Below are the records. List every line holding the word "ylabel".

[Start of Provided data]

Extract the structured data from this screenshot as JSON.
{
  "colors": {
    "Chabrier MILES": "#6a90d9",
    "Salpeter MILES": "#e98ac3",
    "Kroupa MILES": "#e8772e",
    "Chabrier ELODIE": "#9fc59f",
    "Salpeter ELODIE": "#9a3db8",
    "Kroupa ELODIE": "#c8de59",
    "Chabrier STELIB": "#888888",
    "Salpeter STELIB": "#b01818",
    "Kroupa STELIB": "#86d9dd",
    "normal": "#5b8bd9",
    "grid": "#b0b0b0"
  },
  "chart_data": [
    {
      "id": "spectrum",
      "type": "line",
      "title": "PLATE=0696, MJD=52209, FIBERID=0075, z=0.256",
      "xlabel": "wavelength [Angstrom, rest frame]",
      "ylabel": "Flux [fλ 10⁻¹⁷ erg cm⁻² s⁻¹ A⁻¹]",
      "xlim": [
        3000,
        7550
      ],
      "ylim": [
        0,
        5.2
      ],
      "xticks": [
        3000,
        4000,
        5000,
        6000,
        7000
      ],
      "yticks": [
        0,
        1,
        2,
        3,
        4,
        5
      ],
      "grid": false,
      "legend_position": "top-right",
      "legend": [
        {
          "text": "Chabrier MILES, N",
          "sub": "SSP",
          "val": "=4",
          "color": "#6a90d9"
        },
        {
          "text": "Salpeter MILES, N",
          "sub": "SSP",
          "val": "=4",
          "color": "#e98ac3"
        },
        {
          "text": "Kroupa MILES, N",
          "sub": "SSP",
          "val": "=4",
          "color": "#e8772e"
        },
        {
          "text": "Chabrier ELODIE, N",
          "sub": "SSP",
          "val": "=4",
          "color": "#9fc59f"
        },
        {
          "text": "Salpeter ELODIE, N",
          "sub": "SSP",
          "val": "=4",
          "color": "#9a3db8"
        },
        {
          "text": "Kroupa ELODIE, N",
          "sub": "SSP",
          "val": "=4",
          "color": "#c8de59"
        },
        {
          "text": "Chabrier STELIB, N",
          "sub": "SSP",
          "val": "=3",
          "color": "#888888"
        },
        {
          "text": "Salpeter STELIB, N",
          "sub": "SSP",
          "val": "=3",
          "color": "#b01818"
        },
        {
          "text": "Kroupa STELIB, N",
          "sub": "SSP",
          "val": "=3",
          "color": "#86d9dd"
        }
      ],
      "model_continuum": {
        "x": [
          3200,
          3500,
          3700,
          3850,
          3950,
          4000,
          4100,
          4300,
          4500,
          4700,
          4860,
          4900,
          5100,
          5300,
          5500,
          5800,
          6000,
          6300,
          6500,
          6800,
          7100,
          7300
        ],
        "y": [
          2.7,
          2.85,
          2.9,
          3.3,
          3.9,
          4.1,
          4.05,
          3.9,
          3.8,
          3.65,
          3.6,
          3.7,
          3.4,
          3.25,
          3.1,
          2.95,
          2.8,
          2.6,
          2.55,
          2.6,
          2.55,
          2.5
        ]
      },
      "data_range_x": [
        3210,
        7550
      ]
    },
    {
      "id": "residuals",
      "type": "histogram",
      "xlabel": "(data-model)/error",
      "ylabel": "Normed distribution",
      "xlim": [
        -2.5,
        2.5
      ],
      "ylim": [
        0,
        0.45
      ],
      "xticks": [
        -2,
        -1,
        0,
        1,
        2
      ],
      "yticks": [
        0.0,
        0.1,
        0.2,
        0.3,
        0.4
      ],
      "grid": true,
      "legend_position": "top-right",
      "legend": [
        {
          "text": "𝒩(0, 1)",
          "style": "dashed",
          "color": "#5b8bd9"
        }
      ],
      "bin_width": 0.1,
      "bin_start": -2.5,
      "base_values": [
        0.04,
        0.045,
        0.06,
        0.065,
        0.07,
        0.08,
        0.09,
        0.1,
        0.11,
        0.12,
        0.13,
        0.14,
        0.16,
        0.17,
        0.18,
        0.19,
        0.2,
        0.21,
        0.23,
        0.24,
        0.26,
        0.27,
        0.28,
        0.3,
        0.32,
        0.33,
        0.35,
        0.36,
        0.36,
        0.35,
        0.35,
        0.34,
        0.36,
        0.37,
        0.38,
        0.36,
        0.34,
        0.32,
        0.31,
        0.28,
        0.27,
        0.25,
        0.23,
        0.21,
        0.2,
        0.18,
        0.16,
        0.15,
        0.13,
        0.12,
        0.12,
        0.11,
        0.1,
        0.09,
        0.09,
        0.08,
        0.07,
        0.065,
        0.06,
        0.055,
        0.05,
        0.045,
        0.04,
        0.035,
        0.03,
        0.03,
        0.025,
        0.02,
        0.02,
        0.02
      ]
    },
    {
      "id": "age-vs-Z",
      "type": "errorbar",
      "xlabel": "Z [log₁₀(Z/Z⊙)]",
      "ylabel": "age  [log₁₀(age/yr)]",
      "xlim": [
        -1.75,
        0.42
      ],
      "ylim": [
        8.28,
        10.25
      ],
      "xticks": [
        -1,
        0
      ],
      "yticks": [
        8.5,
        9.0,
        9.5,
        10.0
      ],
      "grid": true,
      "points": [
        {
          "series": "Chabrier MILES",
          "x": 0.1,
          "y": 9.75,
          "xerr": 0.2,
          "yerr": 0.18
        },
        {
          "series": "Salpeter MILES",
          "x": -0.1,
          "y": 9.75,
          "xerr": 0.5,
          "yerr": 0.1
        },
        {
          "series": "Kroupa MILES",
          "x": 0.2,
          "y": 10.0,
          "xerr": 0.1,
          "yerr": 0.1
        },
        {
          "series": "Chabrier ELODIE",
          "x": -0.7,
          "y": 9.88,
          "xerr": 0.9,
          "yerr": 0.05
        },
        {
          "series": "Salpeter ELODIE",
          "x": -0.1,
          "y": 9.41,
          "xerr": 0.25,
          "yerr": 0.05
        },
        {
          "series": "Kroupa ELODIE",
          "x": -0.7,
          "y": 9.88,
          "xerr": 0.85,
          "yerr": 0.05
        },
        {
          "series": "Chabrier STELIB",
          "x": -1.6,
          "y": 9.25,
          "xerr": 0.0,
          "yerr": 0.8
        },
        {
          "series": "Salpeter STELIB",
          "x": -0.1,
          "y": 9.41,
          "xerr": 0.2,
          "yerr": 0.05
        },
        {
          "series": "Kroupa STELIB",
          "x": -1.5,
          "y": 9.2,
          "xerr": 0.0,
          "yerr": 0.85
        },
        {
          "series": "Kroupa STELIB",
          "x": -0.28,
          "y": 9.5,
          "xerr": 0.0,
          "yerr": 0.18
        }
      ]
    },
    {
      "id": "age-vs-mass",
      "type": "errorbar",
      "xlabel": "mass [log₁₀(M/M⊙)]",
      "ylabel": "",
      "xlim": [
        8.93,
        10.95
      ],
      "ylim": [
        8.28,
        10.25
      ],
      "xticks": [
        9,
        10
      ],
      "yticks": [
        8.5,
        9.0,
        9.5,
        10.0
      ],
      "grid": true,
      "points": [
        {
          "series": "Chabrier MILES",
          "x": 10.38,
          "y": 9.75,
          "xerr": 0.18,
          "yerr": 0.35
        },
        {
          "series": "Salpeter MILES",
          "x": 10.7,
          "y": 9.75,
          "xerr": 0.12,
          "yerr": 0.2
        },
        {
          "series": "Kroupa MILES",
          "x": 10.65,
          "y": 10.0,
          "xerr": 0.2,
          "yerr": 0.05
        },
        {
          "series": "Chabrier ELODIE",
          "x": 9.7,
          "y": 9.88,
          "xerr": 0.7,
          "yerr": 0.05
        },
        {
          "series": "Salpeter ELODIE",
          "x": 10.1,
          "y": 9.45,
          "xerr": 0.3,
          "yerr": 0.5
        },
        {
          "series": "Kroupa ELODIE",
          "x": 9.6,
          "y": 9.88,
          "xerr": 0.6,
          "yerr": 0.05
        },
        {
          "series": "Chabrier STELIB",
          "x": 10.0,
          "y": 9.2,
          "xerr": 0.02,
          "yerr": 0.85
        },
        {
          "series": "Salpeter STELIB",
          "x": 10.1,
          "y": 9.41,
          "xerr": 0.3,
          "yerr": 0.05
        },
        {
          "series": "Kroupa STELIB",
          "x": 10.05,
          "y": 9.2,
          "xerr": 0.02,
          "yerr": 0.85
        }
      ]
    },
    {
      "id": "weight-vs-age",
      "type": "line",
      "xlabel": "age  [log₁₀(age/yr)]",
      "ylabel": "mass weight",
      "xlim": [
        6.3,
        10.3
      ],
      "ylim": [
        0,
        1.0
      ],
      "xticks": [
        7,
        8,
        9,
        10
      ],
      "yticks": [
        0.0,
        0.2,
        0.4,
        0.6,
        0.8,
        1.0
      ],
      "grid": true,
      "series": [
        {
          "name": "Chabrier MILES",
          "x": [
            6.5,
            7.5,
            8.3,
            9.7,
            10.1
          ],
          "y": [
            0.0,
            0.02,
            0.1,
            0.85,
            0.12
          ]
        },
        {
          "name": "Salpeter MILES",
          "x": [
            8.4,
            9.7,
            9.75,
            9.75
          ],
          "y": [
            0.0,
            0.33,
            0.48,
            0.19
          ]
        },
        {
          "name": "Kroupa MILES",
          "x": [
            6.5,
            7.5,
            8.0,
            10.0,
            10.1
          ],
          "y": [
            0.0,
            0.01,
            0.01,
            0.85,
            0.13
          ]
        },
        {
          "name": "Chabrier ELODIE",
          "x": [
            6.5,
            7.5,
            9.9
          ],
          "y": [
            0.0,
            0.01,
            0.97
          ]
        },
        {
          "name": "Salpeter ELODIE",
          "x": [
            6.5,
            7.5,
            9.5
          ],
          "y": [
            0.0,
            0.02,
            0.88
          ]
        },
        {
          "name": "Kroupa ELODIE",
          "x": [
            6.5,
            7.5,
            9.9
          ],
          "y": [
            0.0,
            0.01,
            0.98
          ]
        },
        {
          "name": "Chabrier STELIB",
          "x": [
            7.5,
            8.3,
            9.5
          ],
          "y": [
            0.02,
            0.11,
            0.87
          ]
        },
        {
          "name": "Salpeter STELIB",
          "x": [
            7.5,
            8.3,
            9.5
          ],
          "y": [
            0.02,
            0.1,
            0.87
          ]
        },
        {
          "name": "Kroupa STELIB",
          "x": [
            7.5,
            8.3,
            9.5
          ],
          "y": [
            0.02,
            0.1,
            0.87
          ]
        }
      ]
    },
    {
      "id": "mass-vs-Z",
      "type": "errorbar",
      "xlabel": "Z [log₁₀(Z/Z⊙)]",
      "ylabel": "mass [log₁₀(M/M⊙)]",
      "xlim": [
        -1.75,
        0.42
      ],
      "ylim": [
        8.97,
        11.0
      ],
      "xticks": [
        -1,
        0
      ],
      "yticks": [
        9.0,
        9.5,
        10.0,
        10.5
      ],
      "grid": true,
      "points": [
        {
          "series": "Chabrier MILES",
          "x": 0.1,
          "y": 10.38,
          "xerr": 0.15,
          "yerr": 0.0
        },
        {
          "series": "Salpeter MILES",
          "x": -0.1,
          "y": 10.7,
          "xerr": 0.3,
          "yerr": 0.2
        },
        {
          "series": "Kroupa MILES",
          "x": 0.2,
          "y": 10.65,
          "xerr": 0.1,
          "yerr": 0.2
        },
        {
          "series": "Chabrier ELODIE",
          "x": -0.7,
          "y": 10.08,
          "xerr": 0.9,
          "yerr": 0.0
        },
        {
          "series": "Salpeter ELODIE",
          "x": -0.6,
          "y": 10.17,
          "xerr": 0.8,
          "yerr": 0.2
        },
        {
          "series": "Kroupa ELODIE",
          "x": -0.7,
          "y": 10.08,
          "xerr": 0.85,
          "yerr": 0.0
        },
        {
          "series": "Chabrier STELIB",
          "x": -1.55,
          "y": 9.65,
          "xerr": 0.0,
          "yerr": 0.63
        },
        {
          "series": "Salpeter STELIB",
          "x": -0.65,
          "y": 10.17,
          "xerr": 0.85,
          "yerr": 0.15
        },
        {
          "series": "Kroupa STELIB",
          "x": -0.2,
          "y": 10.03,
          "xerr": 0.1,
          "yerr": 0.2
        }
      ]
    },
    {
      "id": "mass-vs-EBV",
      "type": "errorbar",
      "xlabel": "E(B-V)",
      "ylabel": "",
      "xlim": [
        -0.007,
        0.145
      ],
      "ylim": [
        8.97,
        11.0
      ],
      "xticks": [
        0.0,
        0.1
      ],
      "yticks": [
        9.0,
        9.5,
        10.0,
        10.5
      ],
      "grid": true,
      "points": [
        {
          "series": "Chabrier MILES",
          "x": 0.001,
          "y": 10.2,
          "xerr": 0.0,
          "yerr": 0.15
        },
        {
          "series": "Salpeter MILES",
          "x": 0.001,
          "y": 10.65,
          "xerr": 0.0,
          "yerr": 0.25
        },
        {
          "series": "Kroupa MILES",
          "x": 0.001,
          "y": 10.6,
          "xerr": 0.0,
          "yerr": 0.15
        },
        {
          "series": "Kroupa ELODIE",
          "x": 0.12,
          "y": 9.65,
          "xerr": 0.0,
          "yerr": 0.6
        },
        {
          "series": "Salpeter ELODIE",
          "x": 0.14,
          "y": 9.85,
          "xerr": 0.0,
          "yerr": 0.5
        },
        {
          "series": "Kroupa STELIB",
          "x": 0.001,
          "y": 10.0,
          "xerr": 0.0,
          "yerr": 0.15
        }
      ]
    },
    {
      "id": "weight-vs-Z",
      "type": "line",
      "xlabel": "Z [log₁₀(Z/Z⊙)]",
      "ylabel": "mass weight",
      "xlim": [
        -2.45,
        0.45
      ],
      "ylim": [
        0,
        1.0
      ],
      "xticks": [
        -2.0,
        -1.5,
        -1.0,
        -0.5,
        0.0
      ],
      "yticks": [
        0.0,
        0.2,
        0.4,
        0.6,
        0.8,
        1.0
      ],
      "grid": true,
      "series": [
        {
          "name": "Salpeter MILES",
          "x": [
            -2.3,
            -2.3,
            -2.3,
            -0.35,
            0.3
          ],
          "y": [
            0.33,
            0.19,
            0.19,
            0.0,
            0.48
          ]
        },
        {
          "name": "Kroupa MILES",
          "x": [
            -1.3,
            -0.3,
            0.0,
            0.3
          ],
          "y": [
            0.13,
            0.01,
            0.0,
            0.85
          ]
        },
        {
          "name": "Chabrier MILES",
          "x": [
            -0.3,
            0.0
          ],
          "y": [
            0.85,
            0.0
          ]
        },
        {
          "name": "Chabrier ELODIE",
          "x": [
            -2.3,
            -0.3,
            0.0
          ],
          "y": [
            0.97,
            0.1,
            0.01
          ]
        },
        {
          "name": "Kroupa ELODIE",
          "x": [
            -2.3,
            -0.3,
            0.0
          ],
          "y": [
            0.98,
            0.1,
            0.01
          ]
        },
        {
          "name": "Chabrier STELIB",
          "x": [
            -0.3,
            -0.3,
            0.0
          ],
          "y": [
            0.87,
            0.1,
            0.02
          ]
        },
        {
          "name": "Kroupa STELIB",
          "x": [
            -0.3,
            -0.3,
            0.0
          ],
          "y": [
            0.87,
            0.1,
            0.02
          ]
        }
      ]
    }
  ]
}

[End of Provided data]

> **Expected answer**:
      "ylabel": "Flux [fλ 10⁻¹⁷ erg cm⁻² s⁻¹ A⁻¹]",
      "ylabel": "Normed distribution",
      "ylabel": "age  [log₁₀(age/yr)]",
      "ylabel": "",
      "ylabel": "mass weight",
      "ylabel": "mass [log₁₀(M/M⊙)]",
      "ylabel": "",
      "ylabel": "mass weight",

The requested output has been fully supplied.